__Exercise goal__: Search the entries below for the word "data", then copy each line in which it is found.

[Start of Attachment]

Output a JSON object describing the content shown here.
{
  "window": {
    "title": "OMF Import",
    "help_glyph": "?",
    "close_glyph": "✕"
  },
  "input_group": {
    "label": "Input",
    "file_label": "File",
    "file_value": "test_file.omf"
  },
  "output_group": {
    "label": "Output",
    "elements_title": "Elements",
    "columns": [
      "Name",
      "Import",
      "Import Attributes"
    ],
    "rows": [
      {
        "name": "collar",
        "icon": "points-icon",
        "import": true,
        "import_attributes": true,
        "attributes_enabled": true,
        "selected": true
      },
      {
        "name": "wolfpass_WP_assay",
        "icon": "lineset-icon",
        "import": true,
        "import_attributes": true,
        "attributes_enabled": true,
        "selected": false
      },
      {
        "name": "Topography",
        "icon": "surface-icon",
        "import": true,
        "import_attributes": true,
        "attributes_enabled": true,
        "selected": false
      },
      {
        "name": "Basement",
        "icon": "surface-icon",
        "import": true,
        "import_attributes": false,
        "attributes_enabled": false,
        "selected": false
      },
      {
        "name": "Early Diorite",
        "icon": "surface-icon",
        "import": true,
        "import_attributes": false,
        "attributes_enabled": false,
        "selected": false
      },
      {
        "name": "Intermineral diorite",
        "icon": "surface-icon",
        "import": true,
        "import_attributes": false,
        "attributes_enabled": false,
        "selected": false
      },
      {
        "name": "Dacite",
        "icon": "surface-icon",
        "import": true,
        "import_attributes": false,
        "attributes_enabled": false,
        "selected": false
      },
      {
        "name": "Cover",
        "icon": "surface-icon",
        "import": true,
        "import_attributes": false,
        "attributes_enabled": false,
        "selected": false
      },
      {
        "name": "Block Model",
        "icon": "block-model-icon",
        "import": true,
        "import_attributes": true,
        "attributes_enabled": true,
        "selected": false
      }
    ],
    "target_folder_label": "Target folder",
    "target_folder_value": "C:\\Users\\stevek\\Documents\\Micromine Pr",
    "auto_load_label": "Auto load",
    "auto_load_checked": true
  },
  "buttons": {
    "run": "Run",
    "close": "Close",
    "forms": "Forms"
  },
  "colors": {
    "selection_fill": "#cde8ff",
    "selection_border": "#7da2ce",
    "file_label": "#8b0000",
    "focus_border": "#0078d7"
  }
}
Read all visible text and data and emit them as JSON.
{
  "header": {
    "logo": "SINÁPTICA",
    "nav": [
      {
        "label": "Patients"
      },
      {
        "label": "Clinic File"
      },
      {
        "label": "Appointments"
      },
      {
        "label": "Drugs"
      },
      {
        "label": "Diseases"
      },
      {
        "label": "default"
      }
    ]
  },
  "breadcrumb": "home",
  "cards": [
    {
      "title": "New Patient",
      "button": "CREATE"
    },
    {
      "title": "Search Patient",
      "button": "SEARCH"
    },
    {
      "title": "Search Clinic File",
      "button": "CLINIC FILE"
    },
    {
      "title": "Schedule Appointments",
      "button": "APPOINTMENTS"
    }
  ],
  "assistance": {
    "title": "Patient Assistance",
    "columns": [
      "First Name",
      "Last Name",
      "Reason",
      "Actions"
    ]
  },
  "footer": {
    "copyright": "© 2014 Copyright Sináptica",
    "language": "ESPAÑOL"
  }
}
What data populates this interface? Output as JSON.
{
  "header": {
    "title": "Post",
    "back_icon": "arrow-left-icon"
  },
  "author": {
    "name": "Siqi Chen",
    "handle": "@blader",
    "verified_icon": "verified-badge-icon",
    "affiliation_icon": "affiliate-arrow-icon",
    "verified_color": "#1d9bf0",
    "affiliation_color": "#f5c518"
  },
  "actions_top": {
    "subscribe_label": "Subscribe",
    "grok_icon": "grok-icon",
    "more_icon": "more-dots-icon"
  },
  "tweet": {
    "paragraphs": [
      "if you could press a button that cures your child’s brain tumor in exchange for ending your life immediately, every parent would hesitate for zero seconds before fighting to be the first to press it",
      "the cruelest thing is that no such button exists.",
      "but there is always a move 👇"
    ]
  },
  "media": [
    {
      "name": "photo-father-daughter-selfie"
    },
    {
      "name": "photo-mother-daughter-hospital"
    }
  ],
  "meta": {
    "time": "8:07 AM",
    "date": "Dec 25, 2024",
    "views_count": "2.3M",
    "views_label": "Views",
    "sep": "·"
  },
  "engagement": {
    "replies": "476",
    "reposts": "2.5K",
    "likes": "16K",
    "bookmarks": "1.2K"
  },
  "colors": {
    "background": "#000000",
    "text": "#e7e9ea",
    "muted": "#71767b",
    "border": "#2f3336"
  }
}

[End of Attachment]

__Answer section__:
Read all visible text and data and emit them as JSON.
What data populates this interface? Output as JSON.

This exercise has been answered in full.